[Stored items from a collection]

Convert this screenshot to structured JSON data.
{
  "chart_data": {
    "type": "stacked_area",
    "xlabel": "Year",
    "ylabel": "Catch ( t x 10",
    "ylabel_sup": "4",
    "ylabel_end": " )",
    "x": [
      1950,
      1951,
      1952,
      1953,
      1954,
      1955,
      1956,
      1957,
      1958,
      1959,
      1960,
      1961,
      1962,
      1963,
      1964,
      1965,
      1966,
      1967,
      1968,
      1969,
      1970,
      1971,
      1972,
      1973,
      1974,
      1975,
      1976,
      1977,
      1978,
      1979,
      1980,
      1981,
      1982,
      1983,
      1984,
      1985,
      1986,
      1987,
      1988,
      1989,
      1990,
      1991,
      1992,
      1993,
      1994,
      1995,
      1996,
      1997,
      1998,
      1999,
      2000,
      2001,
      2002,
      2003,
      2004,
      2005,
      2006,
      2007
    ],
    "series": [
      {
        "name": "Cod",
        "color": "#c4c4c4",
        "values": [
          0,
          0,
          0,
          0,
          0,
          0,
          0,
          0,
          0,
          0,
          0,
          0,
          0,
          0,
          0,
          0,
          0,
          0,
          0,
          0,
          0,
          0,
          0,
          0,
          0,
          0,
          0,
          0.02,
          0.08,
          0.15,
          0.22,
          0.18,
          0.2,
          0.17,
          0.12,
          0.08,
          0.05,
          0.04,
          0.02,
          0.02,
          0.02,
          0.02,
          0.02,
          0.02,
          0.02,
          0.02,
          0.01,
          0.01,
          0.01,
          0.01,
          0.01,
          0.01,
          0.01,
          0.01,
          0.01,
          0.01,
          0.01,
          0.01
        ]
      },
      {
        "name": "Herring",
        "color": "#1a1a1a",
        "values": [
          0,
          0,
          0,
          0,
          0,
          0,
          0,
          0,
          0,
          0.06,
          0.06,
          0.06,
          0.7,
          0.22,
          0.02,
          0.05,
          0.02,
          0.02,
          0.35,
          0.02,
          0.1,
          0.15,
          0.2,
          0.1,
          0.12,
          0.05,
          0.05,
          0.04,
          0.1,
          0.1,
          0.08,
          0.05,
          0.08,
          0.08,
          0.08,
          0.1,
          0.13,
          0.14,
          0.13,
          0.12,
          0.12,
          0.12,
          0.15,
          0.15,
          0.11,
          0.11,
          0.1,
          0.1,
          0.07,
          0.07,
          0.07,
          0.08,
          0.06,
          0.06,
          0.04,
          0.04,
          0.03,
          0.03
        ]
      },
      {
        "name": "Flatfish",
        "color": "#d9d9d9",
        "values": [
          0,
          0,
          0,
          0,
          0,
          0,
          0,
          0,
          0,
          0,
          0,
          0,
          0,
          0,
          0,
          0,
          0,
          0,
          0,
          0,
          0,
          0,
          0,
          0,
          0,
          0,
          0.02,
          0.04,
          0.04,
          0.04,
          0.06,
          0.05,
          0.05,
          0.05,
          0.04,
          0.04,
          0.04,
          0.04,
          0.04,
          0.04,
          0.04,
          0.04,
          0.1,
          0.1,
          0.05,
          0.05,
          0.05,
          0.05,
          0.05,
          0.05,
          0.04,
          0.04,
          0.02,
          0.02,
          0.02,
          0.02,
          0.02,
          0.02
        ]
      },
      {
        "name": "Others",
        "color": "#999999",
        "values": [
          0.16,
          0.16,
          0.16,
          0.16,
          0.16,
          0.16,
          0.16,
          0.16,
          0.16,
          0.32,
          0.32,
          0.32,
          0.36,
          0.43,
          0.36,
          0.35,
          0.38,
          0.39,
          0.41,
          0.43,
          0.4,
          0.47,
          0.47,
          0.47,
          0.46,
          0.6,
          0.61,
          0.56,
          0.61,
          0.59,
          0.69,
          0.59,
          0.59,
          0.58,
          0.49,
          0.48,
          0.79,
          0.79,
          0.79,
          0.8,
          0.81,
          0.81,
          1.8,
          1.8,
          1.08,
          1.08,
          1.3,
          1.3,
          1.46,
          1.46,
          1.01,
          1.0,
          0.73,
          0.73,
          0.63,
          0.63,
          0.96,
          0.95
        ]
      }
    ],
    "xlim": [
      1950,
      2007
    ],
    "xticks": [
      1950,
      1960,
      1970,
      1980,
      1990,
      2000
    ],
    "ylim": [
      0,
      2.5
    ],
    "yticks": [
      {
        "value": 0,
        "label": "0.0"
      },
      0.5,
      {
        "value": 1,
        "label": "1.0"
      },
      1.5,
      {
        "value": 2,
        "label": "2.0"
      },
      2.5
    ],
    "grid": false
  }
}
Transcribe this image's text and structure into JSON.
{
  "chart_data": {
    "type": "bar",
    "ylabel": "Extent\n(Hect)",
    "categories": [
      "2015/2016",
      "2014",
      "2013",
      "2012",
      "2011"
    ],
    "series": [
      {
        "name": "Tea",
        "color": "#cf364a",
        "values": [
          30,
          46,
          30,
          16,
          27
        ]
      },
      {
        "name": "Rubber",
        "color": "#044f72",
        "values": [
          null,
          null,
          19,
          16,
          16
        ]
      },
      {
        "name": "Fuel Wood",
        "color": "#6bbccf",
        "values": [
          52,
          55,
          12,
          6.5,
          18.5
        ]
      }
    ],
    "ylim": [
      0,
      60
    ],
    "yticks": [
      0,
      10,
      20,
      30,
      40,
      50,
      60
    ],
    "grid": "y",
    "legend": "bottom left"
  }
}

CHALLENGE ::
Copy out all of the lines above exactly.

FINAL ANSWER ::
Convert this screenshot to structured JSON data.
{
  "chart_data": {
    "type": "stacked_area",
    "xlabel": "Year",
    "ylabel": "Catch ( t x 10",
    "ylabel_sup": "4",
    "ylabel_end": " )",
    "x": [
      1950,
      1951,
      1952,
      1953,
      1954,
      1955,
      1956,
      1957,
      1958,
      1959,
      1960,
      1961,
      1962,
      1963,
      1964,
      1965,
      1966,
      1967,
      1968,
      1969,
      1970,
      1971,
      1972,
      1973,
      1974,
      1975,
      1976,
      1977,
      1978,
      1979,
      1980,
      1981,
      1982,
      1983,
      1984,
      1985,
      1986,
      1987,
      1988,
      1989,
      1990,
      1991,
      1992,
      1993,
      1994,
      1995,
      1996,
      1997,
      1998,
      1999,
      2000,
      2001,
      2002,
      2003,
      2004,
      2005,
      2006,
      2007
    ],
    "series": [
      {
        "name": "Cod",
        "color": "#c4c4c4",
        "values": [
          0,
          0,
          0,
          0,
          0,
          0,
          0,
          0,
          0,
          0,
          0,
          0,
          0,
          0,
          0,
          0,
          0,
          0,
          0,
          0,
          0,
          0,
          0,
          0,
          0,
          0,
          0,
          0.02,
          0.08,
          0.15,
          0.22,
          0.18,
          0.2,
          0.17,
          0.12,
          0.08,
          0.05,
          0.04,
          0.02,
          0.02,
          0.02,
          0.02,
          0.02,
          0.02,
          0.02,
          0.02,
          0.01,
          0.01,
          0.01,
          0.01,
          0.01,
          0.01,
          0.01,
          0.01,
          0.01,
          0.01,
          0.01,
          0.01
        ]
      },
      {
        "name": "Herring",
        "color": "#1a1a1a",
        "values": [
          0,
          0,
          0,
          0,
          0,
          0,
          0,
          0,
          0,
          0.06,
          0.06,
          0.06,
          0.7,
          0.22,
          0.02,
          0.05,
          0.02,
          0.02,
          0.35,
          0.02,
          0.1,
          0.15,
          0.2,
          0.1,
          0.12,
          0.05,
          0.05,
          0.04,
          0.1,
          0.1,
          0.08,
          0.05,
          0.08,
          0.08,
          0.08,
          0.1,
          0.13,
          0.14,
          0.13,
          0.12,
          0.12,
          0.12,
          0.15,
          0.15,
          0.11,
          0.11,
          0.1,
          0.1,
          0.07,
          0.07,
          0.07,
          0.08,
          0.06,
          0.06,
          0.04,
          0.04,
          0.03,
          0.03
        ]
      },
      {
        "name": "Flatfish",
        "color": "#d9d9d9",
        "values": [
          0,
          0,
          0,
          0,
          0,
          0,
          0,
          0,
          0,
          0,
          0,
          0,
          0,
          0,
          0,
          0,
          0,
          0,
          0,
          0,
          0,
          0,
          0,
          0,
          0,
          0,
          0.02,
          0.04,
          0.04,
          0.04,
          0.06,
          0.05,
          0.05,
          0.05,
          0.04,
          0.04,
          0.04,
          0.04,
          0.04,
          0.04,
          0.04,
          0.04,
          0.1,
          0.1,
          0.05,
          0.05,
          0.05,
          0.05,
          0.05,
          0.05,
          0.04,
          0.04,
          0.02,
          0.02,
          0.02,
          0.02,
          0.02,
          0.02
        ]
      },
      {
        "name": "Others",
        "color": "#999999",
        "values": [
          0.16,
          0.16,
          0.16,
          0.16,
          0.16,
          0.16,
          0.16,
          0.16,
          0.16,
          0.32,
          0.32,
          0.32,
          0.36,
          0.43,
          0.36,
          0.35,
          0.38,
          0.39,
          0.41,
          0.43,
          0.4,
          0.47,
          0.47,
          0.47,
          0.46,
          0.6,
          0.61,
          0.56,
          0.61,
          0.59,
          0.69,
          0.59,
          0.59,
          0.58,
          0.49,
          0.48,
          0.79,
          0.79,
          0.79,
          0.8,
          0.81,
          0.81,
          1.8,
          1.8,
          1.08,
          1.08,
          1.3,
          1.3,
          1.46,
          1.46,
          1.01,
          1.0,
          0.73,
          0.73,
          0.63,
          0.63,
          0.96,
          0.95
        ]
      }
    ],
    "xlim": [
      1950,
      2007
    ],
    "xticks": [
      1950,
      1960,
      1970,
      1980,
      1990,
      2000
    ],
    "ylim": [
      0,
      2.5
    ],
    "yticks": [
      {
        "value": 0,
        "label": "0.0"
      },
      0.5,
      {
        "value": 1,
        "label": "1.0"
      },
      1.5,
      {
        "value": 2,
        "label": "2.0"
      },
      2.5
    ],
    "grid": false
  }
}
Transcribe this image's text and structure into JSON.
{
  "chart_data": {
    "type": "bar",
    "ylabel": "Extent\n(Hect)",
    "categories": [
      "2015/2016",
      "2014",
      "2013",
      "2012",
      "2011"
    ],
    "series": [
      {
        "name": "Tea",
        "color": "#cf364a",
        "values": [
          30,
          46,
          30,
          16,
          27
        ]
      },
      {
        "name": "Rubber",
        "color": "#044f72",
        "values": [
          null,
          null,
          19,
          16,
          16
        ]
      },
      {
        "name": "Fuel Wood",
        "color": "#6bbccf",
        "values": [
          52,
          55,
          12,
          6.5,
          18.5
        ]
      }
    ],
    "ylim": [
      0,
      60
    ],
    "yticks": [
      0,
      10,
      20,
      30,
      40,
      50,
      60
    ],
    "grid": "y",
    "legend": "bottom left"
  }
}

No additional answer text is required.